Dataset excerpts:
══════════════════════════════

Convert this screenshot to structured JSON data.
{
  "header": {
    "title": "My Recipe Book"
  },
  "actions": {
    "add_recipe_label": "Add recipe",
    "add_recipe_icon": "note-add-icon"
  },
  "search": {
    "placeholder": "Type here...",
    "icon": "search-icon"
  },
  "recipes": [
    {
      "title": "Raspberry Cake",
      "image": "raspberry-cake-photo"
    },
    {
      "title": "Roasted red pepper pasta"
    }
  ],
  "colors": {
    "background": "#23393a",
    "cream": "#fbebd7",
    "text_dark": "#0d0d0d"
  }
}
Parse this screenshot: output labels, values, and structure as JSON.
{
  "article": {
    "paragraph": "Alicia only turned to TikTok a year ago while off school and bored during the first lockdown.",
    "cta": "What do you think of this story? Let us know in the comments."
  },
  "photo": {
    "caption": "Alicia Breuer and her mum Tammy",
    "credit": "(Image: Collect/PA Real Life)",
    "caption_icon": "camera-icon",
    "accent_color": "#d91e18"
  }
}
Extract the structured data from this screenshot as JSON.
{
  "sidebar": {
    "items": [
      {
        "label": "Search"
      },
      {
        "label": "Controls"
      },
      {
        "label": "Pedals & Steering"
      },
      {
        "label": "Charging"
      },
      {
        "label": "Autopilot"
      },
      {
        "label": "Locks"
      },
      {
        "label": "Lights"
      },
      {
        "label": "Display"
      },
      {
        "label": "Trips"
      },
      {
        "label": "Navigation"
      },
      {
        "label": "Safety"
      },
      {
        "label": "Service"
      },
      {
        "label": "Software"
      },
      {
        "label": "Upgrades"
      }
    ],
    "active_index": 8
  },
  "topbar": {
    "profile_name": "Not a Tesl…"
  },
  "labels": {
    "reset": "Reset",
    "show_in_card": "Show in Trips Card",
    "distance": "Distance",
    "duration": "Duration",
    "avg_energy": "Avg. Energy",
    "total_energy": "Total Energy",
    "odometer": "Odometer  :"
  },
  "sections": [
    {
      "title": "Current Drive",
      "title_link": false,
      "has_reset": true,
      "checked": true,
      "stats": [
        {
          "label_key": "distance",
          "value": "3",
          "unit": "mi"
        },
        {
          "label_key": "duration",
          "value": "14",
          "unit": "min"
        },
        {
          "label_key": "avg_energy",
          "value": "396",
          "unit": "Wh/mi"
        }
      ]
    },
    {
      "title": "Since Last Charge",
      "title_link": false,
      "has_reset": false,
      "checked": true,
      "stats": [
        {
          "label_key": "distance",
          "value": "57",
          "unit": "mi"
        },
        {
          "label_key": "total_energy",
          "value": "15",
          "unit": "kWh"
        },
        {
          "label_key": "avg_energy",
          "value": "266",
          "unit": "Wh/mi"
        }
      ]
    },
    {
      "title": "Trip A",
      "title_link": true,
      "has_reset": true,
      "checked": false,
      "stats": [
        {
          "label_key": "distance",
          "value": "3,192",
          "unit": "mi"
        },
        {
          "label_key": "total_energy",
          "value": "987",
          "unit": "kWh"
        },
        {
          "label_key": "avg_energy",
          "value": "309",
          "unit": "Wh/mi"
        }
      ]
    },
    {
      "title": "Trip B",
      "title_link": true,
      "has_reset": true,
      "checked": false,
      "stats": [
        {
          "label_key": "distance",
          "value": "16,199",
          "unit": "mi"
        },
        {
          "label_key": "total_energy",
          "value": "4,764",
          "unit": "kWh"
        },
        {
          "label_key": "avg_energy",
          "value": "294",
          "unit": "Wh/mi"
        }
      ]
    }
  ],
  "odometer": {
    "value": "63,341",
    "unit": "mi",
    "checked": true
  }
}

══════════════════════════════

What the task asks = Make an exact copy of every entry.

Completed task =
Convert this screenshot to structured JSON data.
{
  "header": {
    "title": "My Recipe Book"
  },
  "actions": {
    "add_recipe_label": "Add recipe",
    "add_recipe_icon": "note-add-icon"
  },
  "search": {
    "placeholder": "Type here...",
    "icon": "search-icon"
  },
  "recipes": [
    {
      "title": "Raspberry Cake",
      "image": "raspberry-cake-photo"
    },
    {
      "title": "Roasted red pepper pasta"
    }
  ],
  "colors": {
    "background": "#23393a",
    "cream": "#fbebd7",
    "text_dark": "#0d0d0d"
  }
}
Parse this screenshot: output labels, values, and structure as JSON.
{
  "article": {
    "paragraph": "Alicia only turned to TikTok a year ago while off school and bored during the first lockdown.",
    "cta": "What do you think of this story? Let us know in the comments."
  },
  "photo": {
    "caption": "Alicia Breuer and her mum Tammy",
    "credit": "(Image: Collect/PA Real Life)",
    "caption_icon": "camera-icon",
    "accent_color": "#d91e18"
  }
}
Extract the structured data from this screenshot as JSON.
{
  "sidebar": {
    "items": [
      {
        "label": "Search"
      },
      {
        "label": "Controls"
      },
      {
        "label": "Pedals & Steering"
      },
      {
        "label": "Charging"
      },
      {
        "label": "Autopilot"
      },
      {
        "label": "Locks"
      },
      {
        "label": "Lights"
      },
      {
        "label": "Display"
      },
      {
        "label": "Trips"
      },
      {
        "label": "Navigation"
      },
      {
        "label": "Safety"
      },
      {
        "label": "Service"
      },
      {
        "label": "Software"
      },
      {
        "label": "Upgrades"
      }
    ],
    "active_index": 8
  },
  "topbar": {
    "profile_name": "Not a Tesl…"
  },
  "labels": {
    "reset": "Reset",
    "show_in_card": "Show in Trips Card",
    "distance": "Distance",
    "duration": "Duration",
    "avg_energy": "Avg. Energy",
    "total_energy": "Total Energy",
    "odometer": "Odometer  :"
  },
  "sections": [
    {
      "title": "Current Drive",
      "title_link": false,
      "has_reset": true,
      "checked": true,
      "stats": [
        {
          "label_key": "distance",
          "value": "3",
          "unit": "mi"
        },
        {
          "label_key": "duration",
          "value": "14",
          "unit": "min"
        },
        {
          "label_key": "avg_energy",
          "value": "396",
          "unit": "Wh/mi"
        }
      ]
    },
    {
      "title": "Since Last Charge",
      "title_link": false,
      "has_reset": false,
      "checked": true,
      "stats": [
        {
          "label_key": "distance",
          "value": "57",
          "unit": "mi"
        },
        {
          "label_key": "total_energy",
          "value": "15",
          "unit": "kWh"
        },
        {
          "label_key": "avg_energy",
          "value": "266",
          "unit": "Wh/mi"
        }
      ]
    },
    {
      "title": "Trip A",
      "title_link": true,
      "has_reset": true,
      "checked": false,
      "stats": [
        {
          "label_key": "distance",
          "value": "3,192",
          "unit": "mi"
        },
        {
          "label_key": "total_energy",
          "value": "987",
          "unit": "kWh"
        },
        {
          "label_key": "avg_energy",
          "value": "309",
          "unit": "Wh/mi"
        }
      ]
    },
    {
      "title": "Trip B",
      "title_link": true,
      "has_reset": true,
      "checked": false,
      "stats": [
        {
          "label_key": "distance",
          "value": "16,199",
          "unit": "mi"
        },
        {
          "label_key": "total_energy",
          "value": "4,764",
          "unit": "kWh"
        },
        {
          "label_key": "avg_energy",
          "value": "294",
          "unit": "Wh/mi"
        }
      ]
    }
  ],
  "odometer": {
    "value": "63,341",
    "unit": "mi",
    "checked": true
  }
}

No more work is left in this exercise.